*任务目标 1*
根据这篇关于CornerNet解码函数的原文，CornerNet中与loss和解码相关的函数位于哪些文件里？

*原文段落*
--- --- ---

CornerNet和loss、解码相关的函数其实在kp.py和kp_utils.py里面
解码函数如下所示:
def _decode(
tl_heat, br_heat, tl_tag, br_tag, tl_regr, br_regr,
K=100, kernel=1, ae_threshold=1, num_dets=1000
):
batch, cat, height, width = tl_heat.size()
tl_heat = torch.sigmoid(tl_heat)
br_heat = torch.sigmoid(br_heat)
# perform nms on heatmaps
"""
其实就是对概率图进行maxpooling
"""
tl_heat = _nms(tl_heat, kernel=kernel)
br_heat = _nms(br_heat, kernel=kernel)
tl_scores, tl_inds, tl_clses, tl_ys, tl_xs = _topk(tl_heat, K=K)
br_scores, br_inds, br_clses, br_ys, br_xs = _topk(br_heat, K=K)
"""
tl_ys,tl_xs原本的shape为[batch,K]
"""
tl_ys = tl_ys.view(batch, K, 1).expand(batch, K, K)
tl_xs = tl_xs.view(batch, K, 1).expand(batch, K, K)
br_ys = br_ys.view(batch, 1, K).expand(batch, K, K)
br_xs = br_xs.view(batch, 1, K).expand(batch, K, K)
if tl_regr is not None and br_regr is not None:
tl_regr = _tranpose_and_gather_feat(tl_regr, tl_inds)
tl_regr = tl_regr.view(batch, K, 1, 2)
br_regr = _tranpose_and_gather_feat(br_regr, br_inds)
br_regr = br_regr.view(batch, 1, K, 2)
tl_xs = tl_xs + tl_regr[..., 0]
tl_ys = tl_ys + tl_regr[..., 1]
br_xs = br_xs + br_regr[..., 0]
br_ys = br_ys + br_regr[..., 1]
# all possible boxes based on top k corners (ignoring class)
bboxes = torch.stack((tl_xs, tl_ys, br_xs, br_ys), dim=3)
tl_tag = _tranpose_and_gather_feat(tl_tag, tl_inds)
tl_tag = tl_tag.view(batch, K, 1)
br_tag = _tranpose_and_gather_feat(br_tag, br_inds)
br_tag = br_tag.view(batch, 1, K)
"""
[k,1] - [1,k]隐式的都会扩张为[K,K]再相减
dists也为[K,K]
"""
dists = torch.abs(tl_tag - br_tag)
tl_scores = tl_scores.view(batch, K, 1).expand(batch, K, K)
br_scores = br_scores.view(batch, 1, K).expand(batch, K, K)

--- --- ---

(元素区域列表)
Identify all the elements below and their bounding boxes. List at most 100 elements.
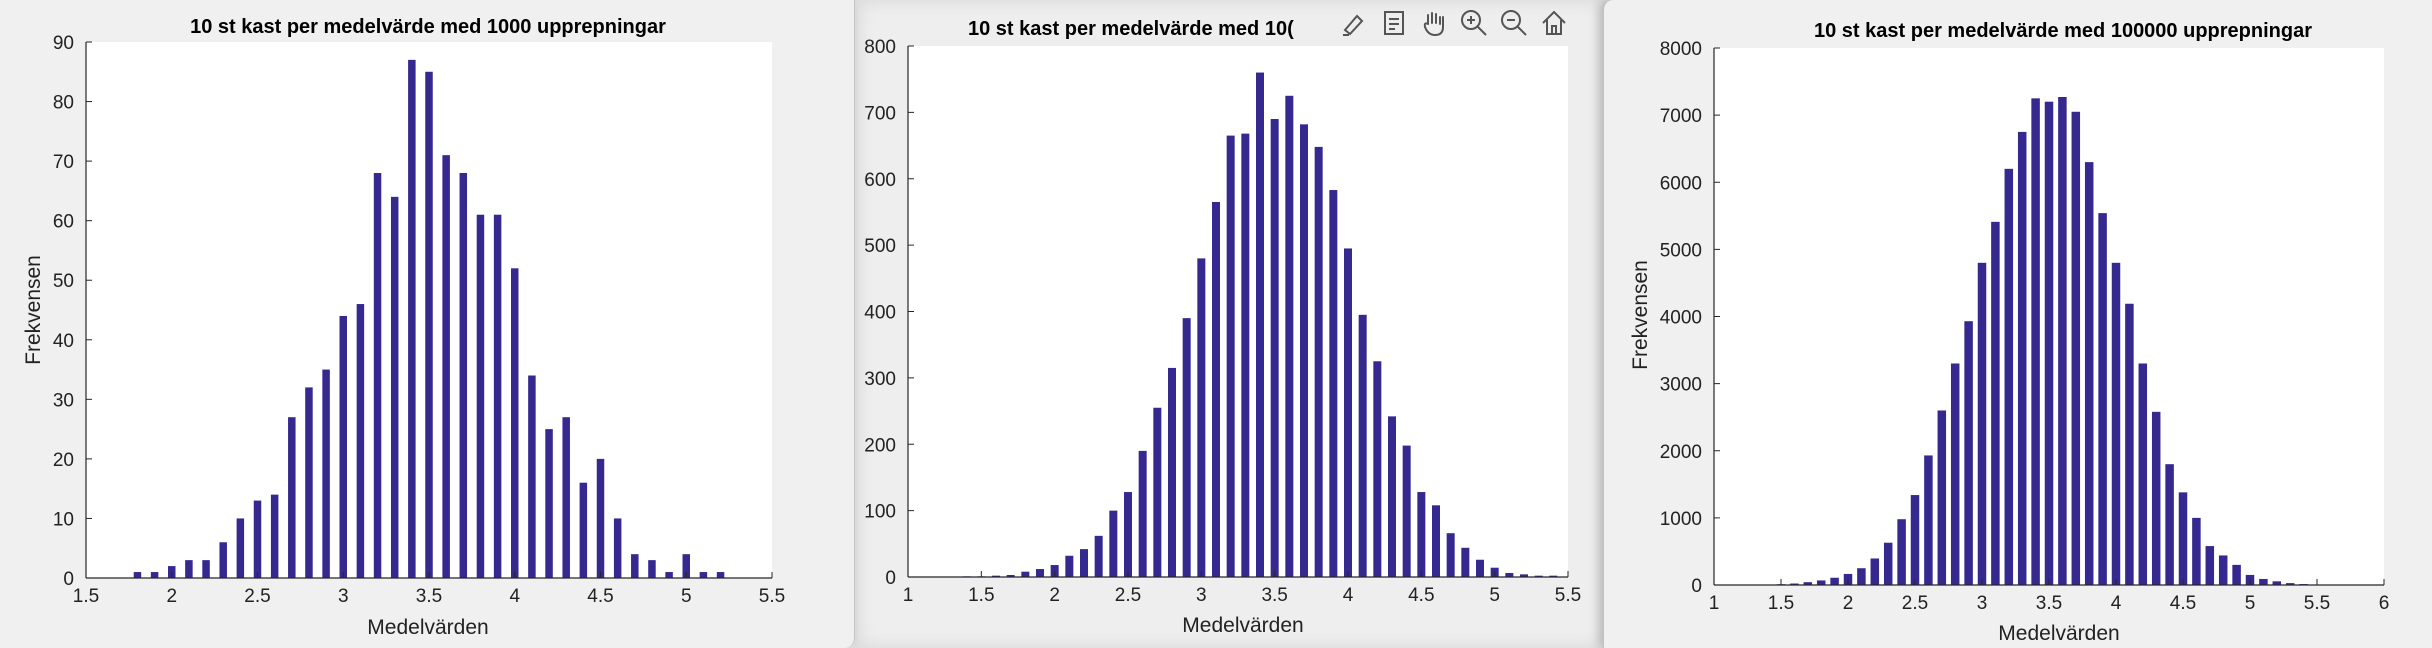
chart-1-bar — [613, 518, 622, 578]
chart-2-x-tick-label: 2 — [1049, 585, 1060, 606]
chart-2-bar — [1358, 314, 1367, 577]
chart-2-y-tick-label: 500 — [864, 236, 896, 257]
chart-1-bar — [665, 572, 673, 578]
chart-3-bar — [2272, 581, 2282, 585]
chart-2-bar — [1432, 505, 1440, 577]
chart-3-y-tick-label: 2000 — [1660, 442, 1702, 463]
chart-3-y-tick-label: 5000 — [1660, 240, 1702, 261]
chart-3-x-tick-label: 3 — [1977, 593, 1988, 614]
chart-3-bar — [1830, 577, 1839, 585]
chart-2-bar — [1094, 535, 1103, 577]
chart-3-title: 10 st kast per medelvärde med 100000 upp… — [1814, 20, 2312, 42]
chart-3: 10 st kast per medelvärde med 100000 upp… — [1629, 20, 2390, 645]
chart-2-bar — [1476, 559, 1484, 577]
chart-2-bar — [1520, 574, 1528, 577]
chart-1-bar — [202, 560, 210, 578]
chart-2-bar — [1138, 450, 1147, 577]
chart-2-x-tick-label: 5 — [1489, 585, 1500, 606]
chart-1-title: 10 st kast per medelvärde med 1000 uppre… — [190, 16, 666, 38]
chart-3-bar — [1803, 582, 1813, 585]
chart-3-bar — [2285, 583, 2295, 585]
home-icon[interactable] — [1536, 4, 1572, 42]
chart-2-bar — [1197, 258, 1206, 577]
chart-3-bar — [2084, 162, 2094, 586]
chart-2-x-tick-label: 4 — [1343, 585, 1354, 606]
chart-1-y-tick-label: 30 — [53, 390, 74, 411]
chart-3-bar — [1937, 410, 1947, 585]
chart-1-bar — [511, 268, 519, 578]
chart-2-bar — [1153, 407, 1162, 577]
chart-3-bar — [2098, 213, 2107, 585]
chart-1-bar — [716, 572, 725, 578]
chart-2-bar — [1388, 416, 1396, 577]
chart-3-x-tick-label: 5 — [2245, 593, 2256, 614]
chart-2-bar — [1314, 146, 1323, 577]
chart-1-y-tick-label: 90 — [53, 33, 74, 54]
chart-1-bar — [270, 494, 279, 578]
chart-1-x-tick-label: 4.5 — [587, 586, 613, 607]
chart-1-y-tick-label: 70 — [53, 152, 74, 173]
chart-2-bar — [1182, 318, 1191, 577]
chart-1-bar — [425, 71, 433, 579]
chart-2-y-tick-label: 400 — [864, 303, 896, 324]
chart-2-bar — [1329, 190, 1338, 577]
chart-2-y-tick-label: 0 — [885, 568, 896, 589]
chart-3-y-tick-label: 0 — [1691, 576, 1702, 597]
chart-3-bar — [2165, 464, 2174, 585]
chart-3-bar — [2017, 131, 2027, 585]
chart-2-bar — [1036, 569, 1044, 577]
chart-1-bar — [305, 387, 313, 578]
chart-1-bar — [682, 554, 690, 578]
chart-2-bar — [1065, 555, 1074, 577]
chart-3-bar — [1991, 221, 2000, 585]
chart-2-bar — [992, 575, 1000, 577]
chart-3-bar — [1950, 363, 1960, 585]
chart-2-xlabel: Medelvärden — [1182, 614, 1303, 637]
chart-2-bar — [1505, 573, 1514, 577]
chart-2-bar — [1270, 119, 1279, 577]
chart-2-x-tick-label: 1 — [903, 585, 914, 606]
chart-3-bar — [1870, 558, 1880, 585]
chart-2-x-tick-label: 5.5 — [1555, 585, 1581, 606]
chart-1-bar — [699, 572, 708, 578]
chart-2-bar — [1402, 445, 1411, 577]
chart-1-bar — [185, 560, 193, 578]
chart-1-ylabel: Frekvensen — [22, 255, 45, 365]
zoom-out-icon[interactable] — [1496, 4, 1532, 42]
chart-1-bar — [236, 518, 245, 578]
chart-1-bar — [150, 572, 159, 578]
chart-1-bar — [373, 173, 382, 578]
datatip-icon[interactable] — [1376, 4, 1412, 42]
chart-3-y-tick-label: 7000 — [1660, 106, 1702, 127]
chart-3-bar — [2111, 262, 2121, 585]
chart-1-y-tick-label: 0 — [63, 569, 74, 590]
chart-1: 10 st kast per medelvärde med 1000 uppre… — [22, 16, 785, 639]
brush-icon[interactable] — [1336, 4, 1372, 42]
chart-3-bar — [2058, 97, 2067, 585]
chart-3-bar — [2232, 564, 2241, 585]
chart-2-bar — [1300, 124, 1308, 577]
zoom-in-icon[interactable] — [1456, 4, 1492, 42]
pan-hand-icon[interactable] — [1416, 4, 1452, 42]
chart-2-y-tick-label: 100 — [864, 502, 896, 523]
chart-3-x-tick-label: 2.5 — [1902, 593, 1928, 614]
chart-1-bar — [390, 196, 399, 578]
chart-1-bar — [339, 315, 347, 578]
chart-1-bar — [133, 572, 142, 578]
chart-3-ylabel: Frekvensen — [1629, 260, 1652, 370]
chart-1-y-tick-label: 80 — [53, 93, 74, 114]
chart-1-bar — [596, 458, 605, 578]
chart-1-x-tick-label: 4 — [509, 586, 520, 607]
chart-3-bar — [2178, 492, 2188, 585]
chart-3-bar — [1897, 519, 1906, 585]
chart-2-y-tick-label: 600 — [864, 170, 896, 191]
chart-2-y-tick-label: 800 — [864, 37, 896, 58]
chart-2-y-tick-label: 700 — [864, 103, 896, 124]
chart-1-x-tick-label: 5 — [681, 586, 692, 607]
chart-1-bar — [579, 482, 588, 578]
figure-window-1: 10 st kast per medelvärde med 1000 uppre… — [0, 0, 855, 648]
chart-3-x-tick-label: 6 — [2379, 593, 2390, 614]
chart-3-bar — [2071, 111, 2081, 586]
chart-2-x-tick-label: 4.5 — [1408, 585, 1434, 606]
chart-2-bar — [1344, 248, 1352, 577]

--- --- ---

*任务目标 2*
请把记录中从包含“chart-1-bar — [613, 518, 622, 578]”的那一行起、到包含“chart-1-bar — [682, 554, 690, 578]”的那一行止（首尾两行都算在内）的内容改写成JSON字符串列表，每行对应一个字符串，空行不计。

*书面回答 1*
kp.py和kp_utils.py。

*书面回答 2*
[
  "chart-1-bar — [613, 518, 622, 578]",
  "chart-2-x-tick-label: 2 — [1049, 585, 1060, 606]",
  "chart-2-bar — [1358, 314, 1367, 577]",
  "chart-2-y-tick-label: 500 — [864, 236, 896, 257]",
  "chart-1-bar — [665, 572, 673, 578]",
  "chart-3-bar — [2272, 581, 2282, 585]",
  "chart-2-bar — [1432, 505, 1440, 577]",
  "chart-3-y-tick-label: 2000 — [1660, 442, 1702, 463]",
  "chart-3-y-tick-label: 5000 — [1660, 240, 1702, 261]",
  "chart-3-x-tick-label: 3 — [1977, 593, 1988, 614]",
  "chart-3-bar — [1830, 577, 1839, 585]",
  "chart-2-bar — [1094, 535, 1103, 577]",
  "chart-3-title: 10 st kast per medelvärde med 100000 upp… — [1814, 20, 2312, 42]",
  "chart-3: 10 st kast per medelvärde med 100000 upp… — [1629, 20, 2390, 645]",
  "chart-2-bar — [1476, 559, 1484, 577]",
  "chart-2-bar — [1520, 574, 1528, 577]",
  "chart-1-bar — [202, 560, 210, 578]",
  "chart-2-bar — [1138, 450, 1147, 577]",
  "chart-2-x-tick-label: 5 — [1489, 585, 1500, 606]",
  "chart-1-title: 10 st kast per medelvärde med 1000 uppre… — [190, 16, 666, 38]",
  "chart-3-bar — [1803, 582, 1813, 585]",
  "chart-3-bar — [2285, 583, 2295, 585]",
  "home-icon[interactable] — [1536, 4, 1572, 42]",
  "chart-2-bar — [1197, 258, 1206, 577]",
  "chart-3-bar — [2084, 162, 2094, 586]",
  "chart-2-x-tick-label: 4 — [1343, 585, 1354, 606]",
  "chart-1-y-tick-label: 30 — [53, 390, 74, 411]",
  "chart-3-bar — [1937, 410, 1947, 585]",
  "chart-1-bar — [511, 268, 519, 578]",
  "chart-2-bar — [1153, 407, 1162, 577]",
  "chart-3-bar — [2098, 213, 2107, 585]",
  "chart-1-bar — [716, 572, 725, 578]",
  "chart-2-bar — [1388, 416, 1396, 577]",
  "chart-3-x-tick-label: 5 — [2245, 593, 2256, 614]",
  "chart-2-bar — [1314, 146, 1323, 577]",
  "chart-1-y-tick-label: 90 — [53, 33, 74, 54]",
  "chart-1-bar — [270, 494, 279, 578]",
  "chart-1-x-tick-label: 4.5 — [587, 586, 613, 607]",
  "chart-1-y-tick-label: 70 — [53, 152, 74, 173]",
  "chart-2-bar — [1182, 318, 1191, 577]",
  "chart-1-bar — [425, 71, 433, 579]",
  "chart-2-y-tick-label: 400 — [864, 303, 896, 324]",
  "chart-2-bar — [1329, 190, 1338, 577]",
  "chart-2-y-tick-label: 0 — [885, 568, 896, 589]",
  "chart-3-y-tick-label: 0 — [1691, 576, 1702, 597]",
  "chart-3-bar — [2165, 464, 2174, 585]",
  "chart-3-bar — [2017, 131, 2027, 585]",
  "chart-2-bar — [1036, 569, 1044, 577]",
  "chart-1-bar — [305, 387, 313, 578]",
  "chart-1-bar — [682, 554, 690, 578]"
]